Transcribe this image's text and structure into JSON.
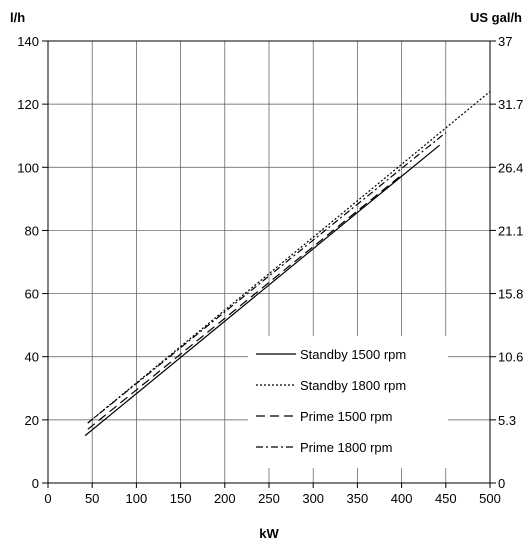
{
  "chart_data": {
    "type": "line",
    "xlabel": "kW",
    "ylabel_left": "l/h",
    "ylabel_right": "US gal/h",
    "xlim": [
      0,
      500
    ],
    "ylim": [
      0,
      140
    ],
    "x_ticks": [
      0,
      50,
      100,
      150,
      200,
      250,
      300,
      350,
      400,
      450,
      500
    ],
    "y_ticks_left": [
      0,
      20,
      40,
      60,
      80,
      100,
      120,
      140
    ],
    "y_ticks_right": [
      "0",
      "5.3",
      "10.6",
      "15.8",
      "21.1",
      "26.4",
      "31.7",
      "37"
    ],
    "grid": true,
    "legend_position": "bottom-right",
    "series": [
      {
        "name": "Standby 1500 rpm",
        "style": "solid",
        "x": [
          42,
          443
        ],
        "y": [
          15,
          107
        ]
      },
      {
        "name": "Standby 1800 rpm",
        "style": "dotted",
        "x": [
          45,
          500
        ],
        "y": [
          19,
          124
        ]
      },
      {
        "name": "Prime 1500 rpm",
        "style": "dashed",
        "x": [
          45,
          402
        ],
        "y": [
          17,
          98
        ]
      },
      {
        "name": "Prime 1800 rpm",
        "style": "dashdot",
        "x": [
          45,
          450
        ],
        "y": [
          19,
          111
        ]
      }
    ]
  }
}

★ ★ ★ ★ ★ ★ ★

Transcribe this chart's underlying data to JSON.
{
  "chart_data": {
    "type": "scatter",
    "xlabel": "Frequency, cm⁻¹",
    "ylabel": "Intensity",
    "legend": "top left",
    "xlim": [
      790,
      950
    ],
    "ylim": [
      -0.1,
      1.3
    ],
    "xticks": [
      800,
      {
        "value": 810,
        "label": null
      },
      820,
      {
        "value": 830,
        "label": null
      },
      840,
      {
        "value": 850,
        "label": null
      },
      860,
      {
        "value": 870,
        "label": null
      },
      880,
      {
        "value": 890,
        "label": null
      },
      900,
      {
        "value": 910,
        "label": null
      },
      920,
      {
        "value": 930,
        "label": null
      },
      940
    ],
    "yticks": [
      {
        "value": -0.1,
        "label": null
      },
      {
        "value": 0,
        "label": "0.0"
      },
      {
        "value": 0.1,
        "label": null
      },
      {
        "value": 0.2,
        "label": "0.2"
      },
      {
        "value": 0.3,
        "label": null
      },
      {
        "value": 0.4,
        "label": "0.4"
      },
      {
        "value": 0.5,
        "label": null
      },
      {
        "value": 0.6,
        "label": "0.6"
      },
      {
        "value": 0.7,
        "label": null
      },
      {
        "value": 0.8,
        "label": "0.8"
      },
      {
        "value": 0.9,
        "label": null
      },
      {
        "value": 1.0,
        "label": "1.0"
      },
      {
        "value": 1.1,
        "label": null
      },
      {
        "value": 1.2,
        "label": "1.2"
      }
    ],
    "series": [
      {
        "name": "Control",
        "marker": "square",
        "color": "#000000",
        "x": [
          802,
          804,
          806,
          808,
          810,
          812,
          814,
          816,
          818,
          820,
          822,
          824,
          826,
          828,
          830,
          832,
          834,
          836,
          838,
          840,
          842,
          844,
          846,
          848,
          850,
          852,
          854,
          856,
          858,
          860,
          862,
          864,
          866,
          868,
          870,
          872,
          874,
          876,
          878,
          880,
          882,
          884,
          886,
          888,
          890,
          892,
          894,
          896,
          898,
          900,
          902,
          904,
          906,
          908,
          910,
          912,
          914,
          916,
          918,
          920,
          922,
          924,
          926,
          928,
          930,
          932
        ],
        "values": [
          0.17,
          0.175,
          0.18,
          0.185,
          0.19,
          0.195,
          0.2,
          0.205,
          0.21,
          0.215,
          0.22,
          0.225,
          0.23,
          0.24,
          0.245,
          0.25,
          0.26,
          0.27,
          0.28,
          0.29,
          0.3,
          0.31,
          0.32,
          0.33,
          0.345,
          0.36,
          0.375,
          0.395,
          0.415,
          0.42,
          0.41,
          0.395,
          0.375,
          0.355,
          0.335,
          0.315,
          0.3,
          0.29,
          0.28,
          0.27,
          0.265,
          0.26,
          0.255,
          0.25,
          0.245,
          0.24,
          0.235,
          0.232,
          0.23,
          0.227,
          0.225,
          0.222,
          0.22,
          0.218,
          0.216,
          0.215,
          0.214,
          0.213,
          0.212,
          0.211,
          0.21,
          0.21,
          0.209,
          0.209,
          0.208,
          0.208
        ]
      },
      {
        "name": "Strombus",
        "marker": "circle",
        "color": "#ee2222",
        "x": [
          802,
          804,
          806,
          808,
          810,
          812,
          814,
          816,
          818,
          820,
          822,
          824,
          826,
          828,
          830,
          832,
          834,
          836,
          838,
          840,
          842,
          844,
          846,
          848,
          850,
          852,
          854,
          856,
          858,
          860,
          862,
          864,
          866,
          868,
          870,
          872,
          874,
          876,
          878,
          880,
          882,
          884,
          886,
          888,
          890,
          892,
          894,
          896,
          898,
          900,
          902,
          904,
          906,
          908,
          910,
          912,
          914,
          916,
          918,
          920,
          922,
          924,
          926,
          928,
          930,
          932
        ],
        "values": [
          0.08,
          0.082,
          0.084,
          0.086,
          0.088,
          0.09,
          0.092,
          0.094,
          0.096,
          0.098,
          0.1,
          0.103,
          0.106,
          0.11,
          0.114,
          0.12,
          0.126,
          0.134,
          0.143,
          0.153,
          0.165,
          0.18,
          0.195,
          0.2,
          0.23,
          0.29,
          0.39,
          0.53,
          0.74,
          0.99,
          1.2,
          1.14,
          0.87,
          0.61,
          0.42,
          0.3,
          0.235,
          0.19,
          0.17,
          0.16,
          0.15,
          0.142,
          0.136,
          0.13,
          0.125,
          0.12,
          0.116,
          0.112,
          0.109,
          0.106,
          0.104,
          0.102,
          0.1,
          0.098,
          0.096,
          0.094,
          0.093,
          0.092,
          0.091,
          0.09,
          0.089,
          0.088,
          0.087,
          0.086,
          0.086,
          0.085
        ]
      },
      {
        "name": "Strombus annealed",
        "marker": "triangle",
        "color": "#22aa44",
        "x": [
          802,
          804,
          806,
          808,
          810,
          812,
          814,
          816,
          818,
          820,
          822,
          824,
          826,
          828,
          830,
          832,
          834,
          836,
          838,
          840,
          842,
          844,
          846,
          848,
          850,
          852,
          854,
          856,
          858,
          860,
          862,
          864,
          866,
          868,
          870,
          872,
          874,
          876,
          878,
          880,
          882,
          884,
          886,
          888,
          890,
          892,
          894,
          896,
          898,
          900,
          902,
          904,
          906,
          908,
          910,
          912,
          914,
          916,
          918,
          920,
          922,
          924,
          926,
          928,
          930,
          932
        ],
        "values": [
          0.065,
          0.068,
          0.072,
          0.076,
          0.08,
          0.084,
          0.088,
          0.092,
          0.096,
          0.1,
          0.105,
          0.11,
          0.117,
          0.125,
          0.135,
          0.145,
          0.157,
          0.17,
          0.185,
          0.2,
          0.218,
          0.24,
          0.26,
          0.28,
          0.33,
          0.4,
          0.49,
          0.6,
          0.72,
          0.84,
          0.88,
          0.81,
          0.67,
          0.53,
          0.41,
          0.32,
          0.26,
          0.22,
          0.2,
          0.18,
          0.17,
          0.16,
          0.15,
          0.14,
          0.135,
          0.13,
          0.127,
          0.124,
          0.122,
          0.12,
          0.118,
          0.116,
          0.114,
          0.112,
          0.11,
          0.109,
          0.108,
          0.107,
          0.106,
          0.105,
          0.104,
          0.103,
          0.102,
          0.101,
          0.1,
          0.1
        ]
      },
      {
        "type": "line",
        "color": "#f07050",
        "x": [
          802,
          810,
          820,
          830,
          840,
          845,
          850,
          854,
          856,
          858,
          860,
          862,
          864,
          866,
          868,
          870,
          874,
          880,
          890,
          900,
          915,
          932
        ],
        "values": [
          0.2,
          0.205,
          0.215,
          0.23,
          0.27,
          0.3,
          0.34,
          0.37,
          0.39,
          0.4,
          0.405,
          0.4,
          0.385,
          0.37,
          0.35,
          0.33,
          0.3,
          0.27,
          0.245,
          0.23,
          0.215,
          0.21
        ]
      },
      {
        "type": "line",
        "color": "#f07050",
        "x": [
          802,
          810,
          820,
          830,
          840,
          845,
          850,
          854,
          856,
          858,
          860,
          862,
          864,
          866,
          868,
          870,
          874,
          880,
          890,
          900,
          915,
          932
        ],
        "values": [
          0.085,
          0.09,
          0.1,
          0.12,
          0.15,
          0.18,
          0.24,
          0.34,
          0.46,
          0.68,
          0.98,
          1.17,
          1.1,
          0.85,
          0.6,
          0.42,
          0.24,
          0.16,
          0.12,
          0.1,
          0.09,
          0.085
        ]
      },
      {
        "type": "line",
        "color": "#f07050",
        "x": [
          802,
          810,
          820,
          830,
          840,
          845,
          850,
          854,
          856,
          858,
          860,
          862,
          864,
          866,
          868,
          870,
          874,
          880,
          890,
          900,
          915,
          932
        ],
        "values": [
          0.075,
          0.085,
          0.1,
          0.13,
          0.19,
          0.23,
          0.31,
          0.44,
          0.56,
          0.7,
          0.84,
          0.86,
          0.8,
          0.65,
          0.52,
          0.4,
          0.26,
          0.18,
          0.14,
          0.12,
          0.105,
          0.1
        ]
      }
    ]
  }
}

★ ★ ★ ★ ★ ★ ★

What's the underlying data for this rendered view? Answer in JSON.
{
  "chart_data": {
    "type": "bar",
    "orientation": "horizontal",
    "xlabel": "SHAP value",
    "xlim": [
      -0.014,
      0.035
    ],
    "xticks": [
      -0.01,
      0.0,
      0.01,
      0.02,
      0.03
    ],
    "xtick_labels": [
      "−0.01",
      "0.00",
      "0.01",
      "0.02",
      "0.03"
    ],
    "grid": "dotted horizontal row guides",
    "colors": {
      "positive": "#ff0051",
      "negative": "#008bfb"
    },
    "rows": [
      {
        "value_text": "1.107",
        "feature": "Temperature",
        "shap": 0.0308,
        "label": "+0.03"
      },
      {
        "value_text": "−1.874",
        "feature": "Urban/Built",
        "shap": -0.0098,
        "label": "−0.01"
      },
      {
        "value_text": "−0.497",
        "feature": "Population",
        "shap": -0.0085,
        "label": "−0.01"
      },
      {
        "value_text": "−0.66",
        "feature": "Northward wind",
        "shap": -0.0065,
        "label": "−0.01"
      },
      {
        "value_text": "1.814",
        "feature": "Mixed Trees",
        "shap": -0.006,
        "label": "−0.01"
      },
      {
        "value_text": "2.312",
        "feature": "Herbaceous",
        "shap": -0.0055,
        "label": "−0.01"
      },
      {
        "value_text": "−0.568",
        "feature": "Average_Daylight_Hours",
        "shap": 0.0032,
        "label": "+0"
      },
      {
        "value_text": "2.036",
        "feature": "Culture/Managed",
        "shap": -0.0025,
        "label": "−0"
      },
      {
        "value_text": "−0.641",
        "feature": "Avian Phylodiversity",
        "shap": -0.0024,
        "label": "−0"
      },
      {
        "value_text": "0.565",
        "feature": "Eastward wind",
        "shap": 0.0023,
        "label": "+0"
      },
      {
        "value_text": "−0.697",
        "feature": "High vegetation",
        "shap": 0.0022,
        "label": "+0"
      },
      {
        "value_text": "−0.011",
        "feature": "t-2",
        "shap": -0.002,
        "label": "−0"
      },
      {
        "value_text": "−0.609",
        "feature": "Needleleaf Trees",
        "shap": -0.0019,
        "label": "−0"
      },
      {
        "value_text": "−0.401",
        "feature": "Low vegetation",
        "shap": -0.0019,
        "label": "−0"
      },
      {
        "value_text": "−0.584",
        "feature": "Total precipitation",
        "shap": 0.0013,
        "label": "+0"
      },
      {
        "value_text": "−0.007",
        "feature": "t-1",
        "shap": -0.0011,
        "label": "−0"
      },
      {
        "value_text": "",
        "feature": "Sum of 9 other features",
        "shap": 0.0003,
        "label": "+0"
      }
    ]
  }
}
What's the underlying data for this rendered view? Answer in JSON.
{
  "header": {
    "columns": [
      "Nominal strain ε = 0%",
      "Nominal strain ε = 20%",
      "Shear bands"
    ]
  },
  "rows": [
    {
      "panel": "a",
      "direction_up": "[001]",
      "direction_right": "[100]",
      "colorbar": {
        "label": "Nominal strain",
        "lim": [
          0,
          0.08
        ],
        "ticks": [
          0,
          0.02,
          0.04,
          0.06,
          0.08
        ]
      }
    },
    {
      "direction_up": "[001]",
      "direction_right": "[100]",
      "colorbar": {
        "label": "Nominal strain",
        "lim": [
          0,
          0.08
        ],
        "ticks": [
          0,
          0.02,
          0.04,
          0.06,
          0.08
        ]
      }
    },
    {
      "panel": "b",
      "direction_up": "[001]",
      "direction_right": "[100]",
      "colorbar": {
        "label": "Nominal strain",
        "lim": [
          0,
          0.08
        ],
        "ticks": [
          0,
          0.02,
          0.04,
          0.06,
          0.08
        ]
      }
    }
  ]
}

★ ★ ★ ★ ★ ★ ★

● Directive
Copy out every line from the records that has the word "Trees".

● Written answer
        "feature": "Mixed Trees",
        "feature": "Needleleaf Trees",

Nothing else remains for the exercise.